> WHAT IS NEEDED
Gather every line from the entries below that includes "will".

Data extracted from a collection
* * *

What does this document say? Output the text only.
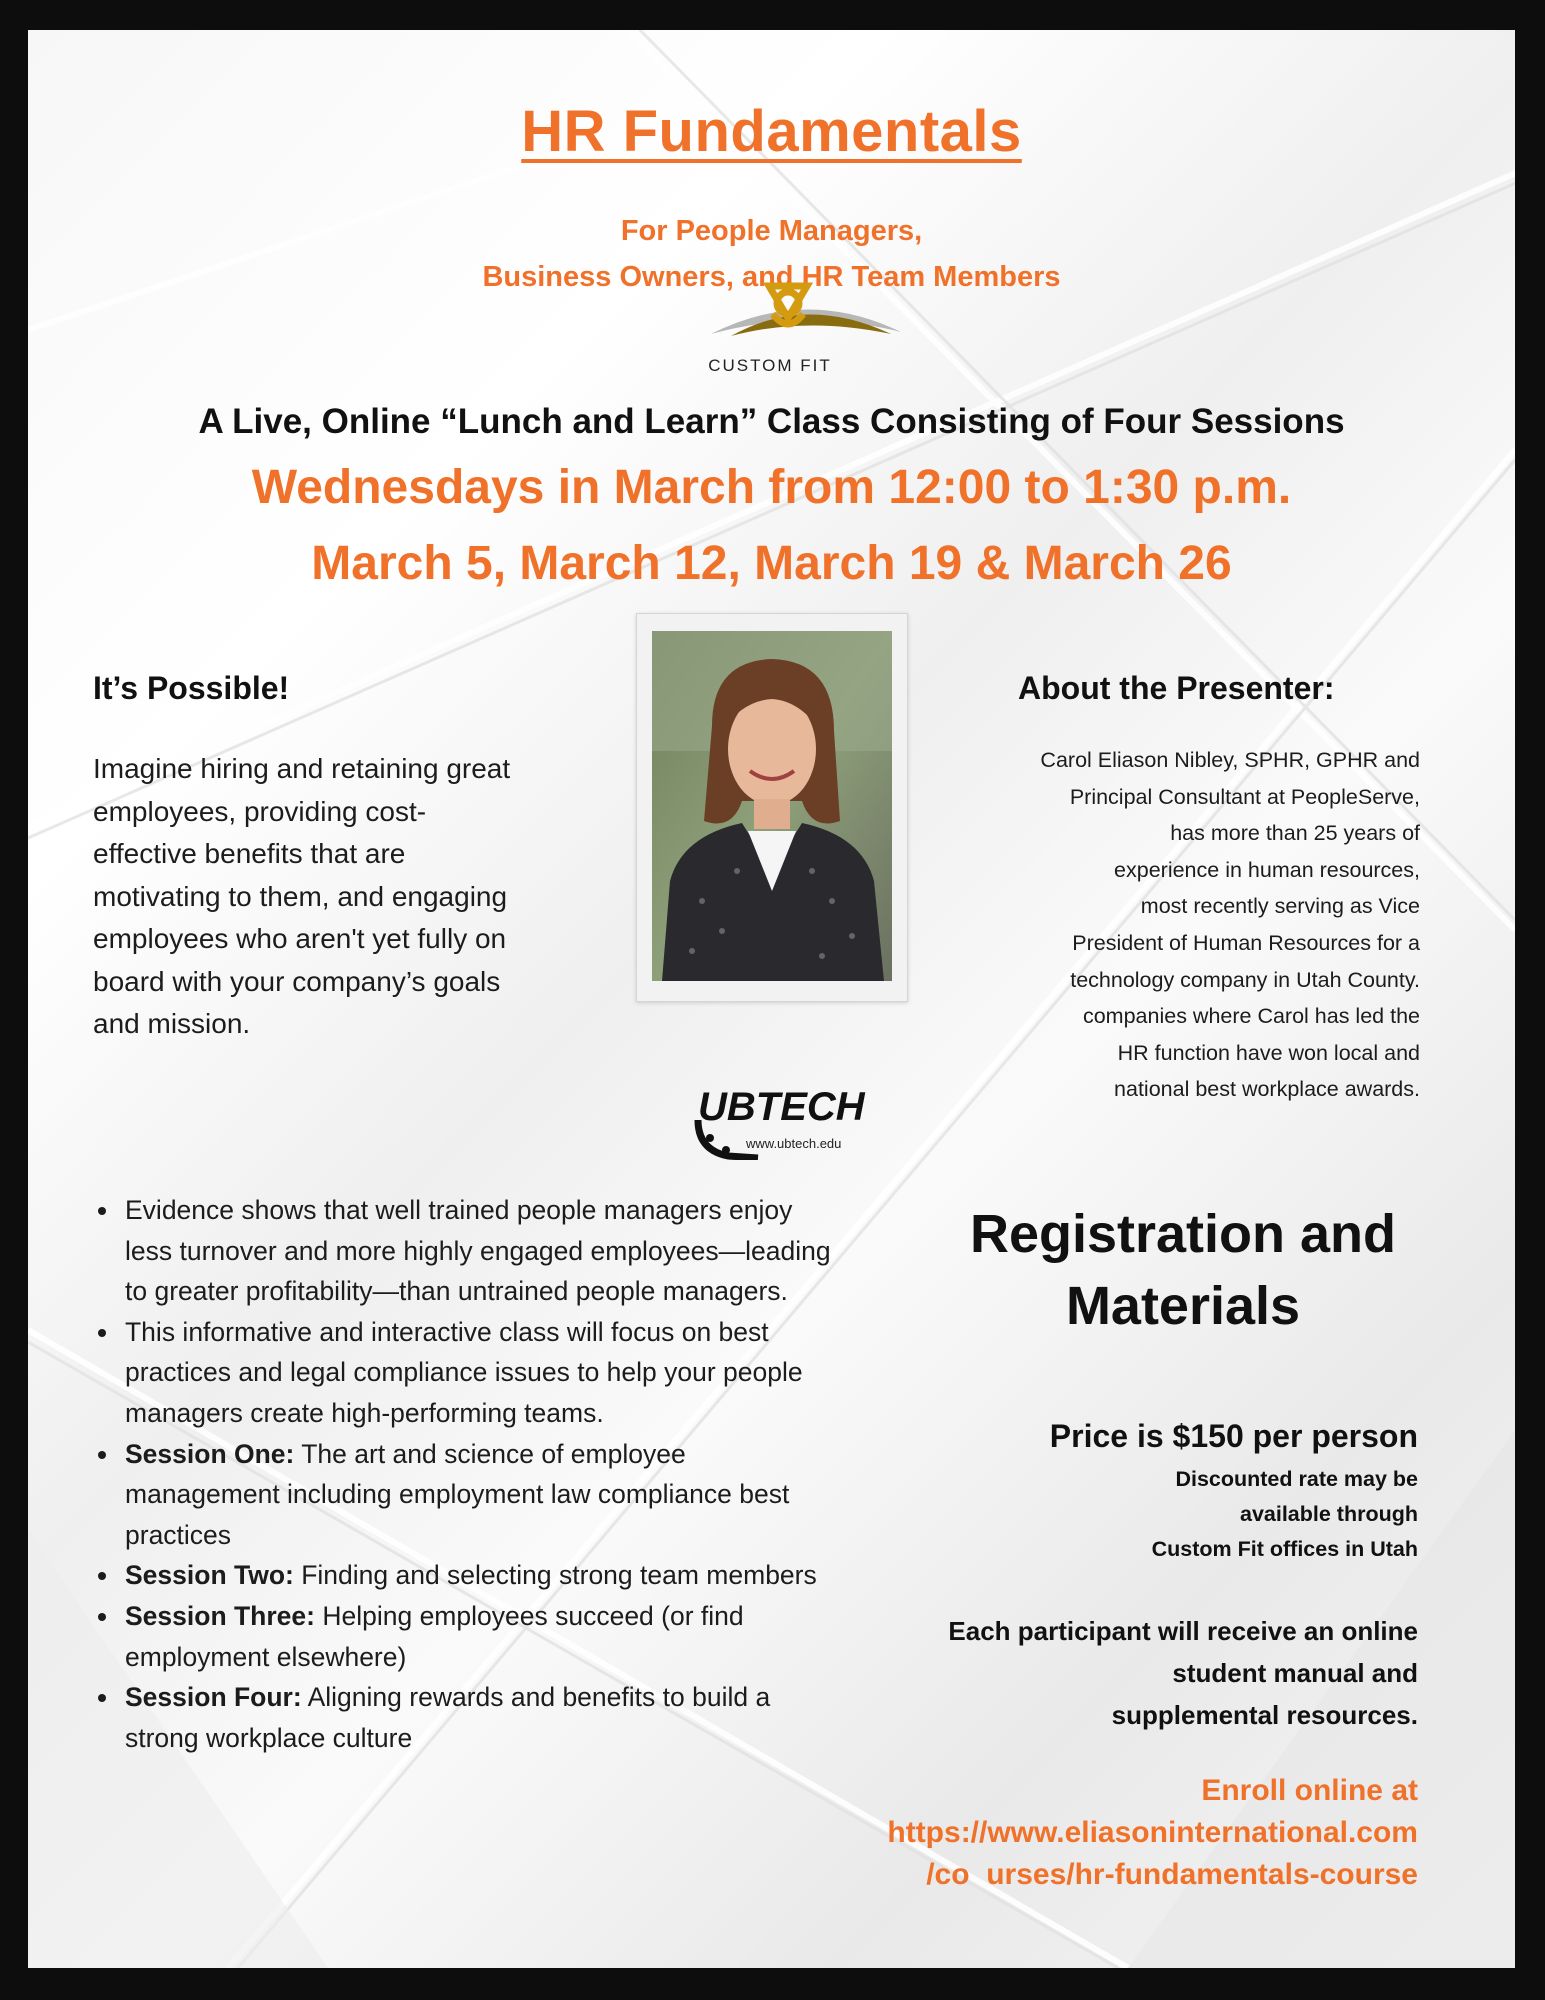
HR Fundamentals
For People Managers,
Business Owners, and HR Team Members
CUSTOM FIT
A Live, Online “Lunch and Learn” Class Consisting of Four Sessions
Wednesdays in March from 12:00 to 1:30 p.m.
March 5, March 12, March 19 & March 26
It’s Possible!
Imagine hiring and retaining great
employees, providing cost-
effective benefits that are
motivating to them, and engaging
employees who aren't yet fully on
board with your company’s goals
and mission.
About the Presenter:
Carol Eliason Nibley, SPHR, GPHR and
Principal Consultant at PeopleServe,
has more than 25 years of
experience in human resources,
most recently serving as Vice
President of Human Resources for a
technology company in Utah County.
companies where Carol has led the
HR function have won local and
national best workplace awards.
UBTECH
www.ubtech.edu
• Evidence shows that well trained people managers enjoy less turnover and more highly engaged employees—leading to greater profitability—than untrained people managers.
• This informative and interactive class will focus on best practices and legal compliance issues to help your people managers create high-performing teams.
• Session One: The art and science of employee management including employment law compliance best practices
• Session Two: Finding and selecting strong team members
• Session Three: Helping employees succeed (or find employment elsewhere)
• Session Four: Aligning rewards and benefits to build a strong workplace culture
Registration and
Materials
Price is $150 per person
Discounted rate may be
available through
Custom Fit offices in Utah
Each participant will receive an online
student manual and
supplemental resources.
Enroll online at
https://www.eliasoninternational.com
/co  urses/hr-fundamentals-course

* * *

> RESPONSE BELOW
• This informative and interactive class will focus on best practices and legal compliance issues to help your people managers create high-performing teams.
Each participant will receive an online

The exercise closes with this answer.